## The exercise
Write out the material exactly, without any of its pictures.

## The input
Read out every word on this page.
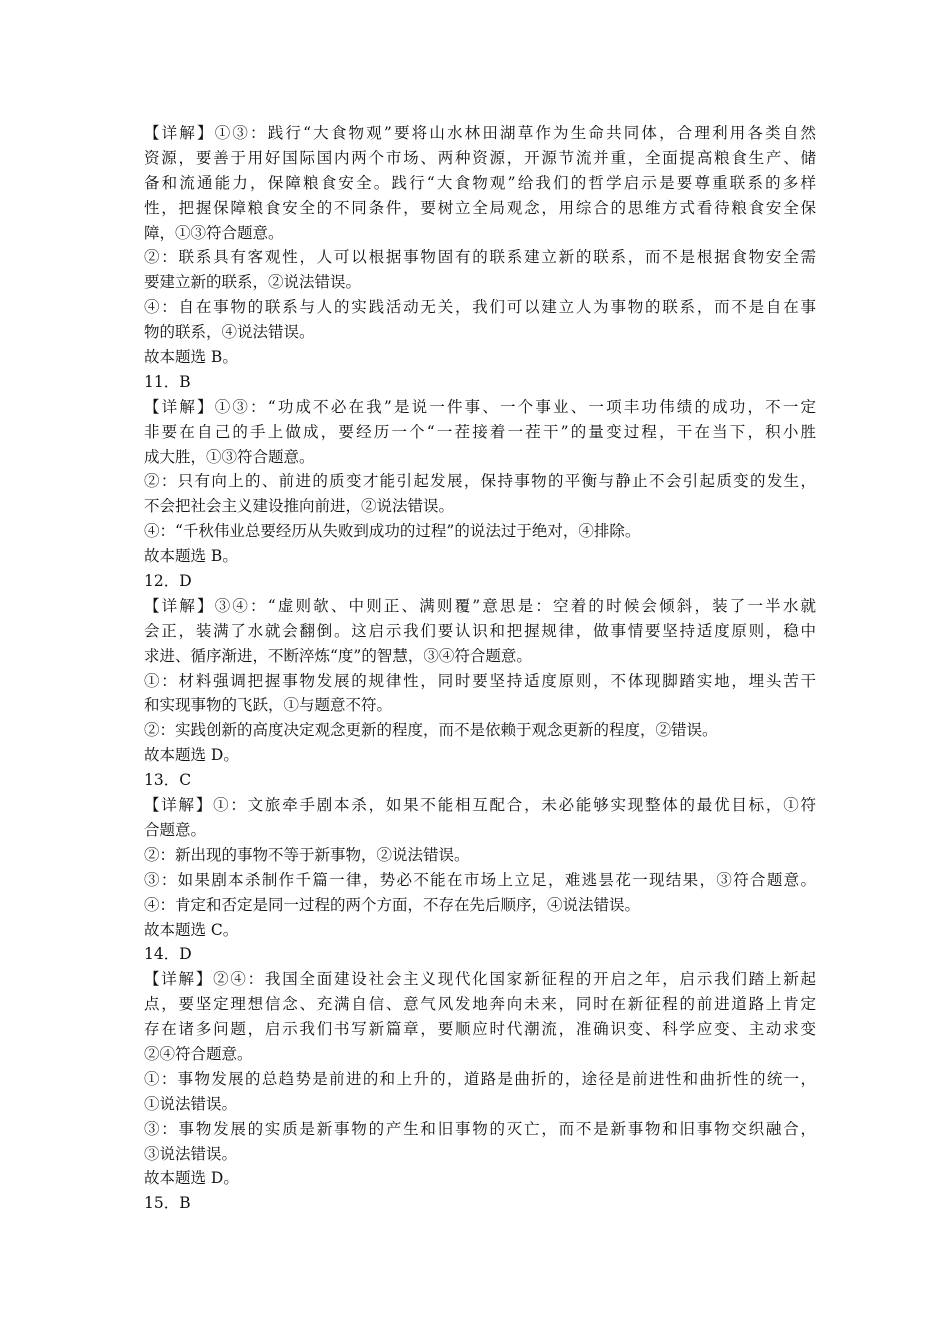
【详解】①③：践行“大食物观”要将山水林田湖草作为生命共同体，合理利用各类自然
资源，要善于用好国际国内两个市场、两种资源，开源节流并重，全面提高粮食生产、储
备和流通能力，保障粮食安全。践行“大食物观”给我们的哲学启示是要尊重联系的多样
性，把握保障粮食安全的不同条件，要树立全局观念，用综合的思维方式看待粮食安全保
障，①③符合题意。
②：联系具有客观性，人可以根据事物固有的联系建立新的联系，而不是根据食物安全需
要建立新的联系，②说法错误。
④：自在事物的联系与人的实践活动无关，我们可以建立人为事物的联系，而不是自在事
物的联系，④说法错误。
故本题选 B。
11．B
【详解】①③：“功成不必在我”是说一件事、一个事业、一项丰功伟绩的成功，不一定
非要在自己的手上做成，要经历一个“一茬接着一茬干”的量变过程，干在当下，积小胜
成大胜，①③符合题意。
②：只有向上的、前进的质变才能引起发展，保持事物的平衡与静止不会引起质变的发生，
不会把社会主义建设推向前进，②说法错误。
④：“千秋伟业总要经历从失败到成功的过程”的说法过于绝对，④排除。
故本题选 B。
12．D
【详解】③④：“虚则欹、中则正、满则覆”意思是：空着的时候会倾斜，装了一半水就
会正，装满了水就会翻倒。这启示我们要认识和把握规律，做事情要坚持适度原则，稳中
求进、循序渐进，不断淬炼“度”的智慧，③④符合题意。
①：材料强调把握事物发展的规律性，同时要坚持适度原则，不体现脚踏实地，埋头苦干
和实现事物的飞跃，①与题意不符。
②：实践创新的高度决定观念更新的程度，而不是依赖于观念更新的程度，②错误。
故本题选 D。
13．C
【详解】①：文旅牵手剧本杀，如果不能相互配合，未必能够实现整体的最优目标，①符
合题意。
②：新出现的事物不等于新事物，②说法错误。
③：如果剧本杀制作千篇一律，势必不能在市场上立足，难逃昙花一现结果，③符合题意。
④：肯定和否定是同一过程的两个方面，不存在先后顺序，④说法错误。
故本题选 C。
14．D
【详解】②④：我国全面建设社会主义现代化国家新征程的开启之年，启示我们踏上新起
点，要坚定理想信念、充满自信、意气风发地奔向未来，同时在新征程的前进道路上肯定
存在诸多问题，启示我们书写新篇章，要顺应时代潮流，准确识变、科学应变、主动求变
②④符合题意。
①：事物发展的总趋势是前进的和上升的，道路是曲折的，途径是前进性和曲折性的统一，
①说法错误。
③：事物发展的实质是新事物的产生和旧事物的灭亡，而不是新事物和旧事物交织融合，
③说法错误。
故本题选 D。
15．B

## Result below
Read out every word on this page.
【详解】①③：践行“大食物观”要将山水林田湖草作为生命共同体，合理利用各类自然
资源，要善于用好国际国内两个市场、两种资源，开源节流并重，全面提高粮食生产、储
备和流通能力，保障粮食安全。践行“大食物观”给我们的哲学启示是要尊重联系的多样
性，把握保障粮食安全的不同条件，要树立全局观念，用综合的思维方式看待粮食安全保
障，①③符合题意。
②：联系具有客观性，人可以根据事物固有的联系建立新的联系，而不是根据食物安全需
要建立新的联系，②说法错误。
④：自在事物的联系与人的实践活动无关，我们可以建立人为事物的联系，而不是自在事
物的联系，④说法错误。
故本题选 B。
11．B
【详解】①③：“功成不必在我”是说一件事、一个事业、一项丰功伟绩的成功，不一定
非要在自己的手上做成，要经历一个“一茬接着一茬干”的量变过程，干在当下，积小胜
成大胜，①③符合题意。
②：只有向上的、前进的质变才能引起发展，保持事物的平衡与静止不会引起质变的发生，
不会把社会主义建设推向前进，②说法错误。
④：“千秋伟业总要经历从失败到成功的过程”的说法过于绝对，④排除。
故本题选 B。
12．D
【详解】③④：“虚则欹、中则正、满则覆”意思是：空着的时候会倾斜，装了一半水就
会正，装满了水就会翻倒。这启示我们要认识和把握规律，做事情要坚持适度原则，稳中
求进、循序渐进，不断淬炼“度”的智慧，③④符合题意。
①：材料强调把握事物发展的规律性，同时要坚持适度原则，不体现脚踏实地，埋头苦干
和实现事物的飞跃，①与题意不符。
②：实践创新的高度决定观念更新的程度，而不是依赖于观念更新的程度，②错误。
故本题选 D。
13．C
【详解】①：文旅牵手剧本杀，如果不能相互配合，未必能够实现整体的最优目标，①符
合题意。
②：新出现的事物不等于新事物，②说法错误。
③：如果剧本杀制作千篇一律，势必不能在市场上立足，难逃昙花一现结果，③符合题意。
④：肯定和否定是同一过程的两个方面，不存在先后顺序，④说法错误。
故本题选 C。
14．D
【详解】②④：我国全面建设社会主义现代化国家新征程的开启之年，启示我们踏上新起
点，要坚定理想信念、充满自信、意气风发地奔向未来，同时在新征程的前进道路上肯定
存在诸多问题，启示我们书写新篇章，要顺应时代潮流，准确识变、科学应变、主动求变
②④符合题意。
①：事物发展的总趋势是前进的和上升的，道路是曲折的，途径是前进性和曲折性的统一，
①说法错误。
③：事物发展的实质是新事物的产生和旧事物的灭亡，而不是新事物和旧事物交织融合，
③说法错误。
故本题选 D。
15．B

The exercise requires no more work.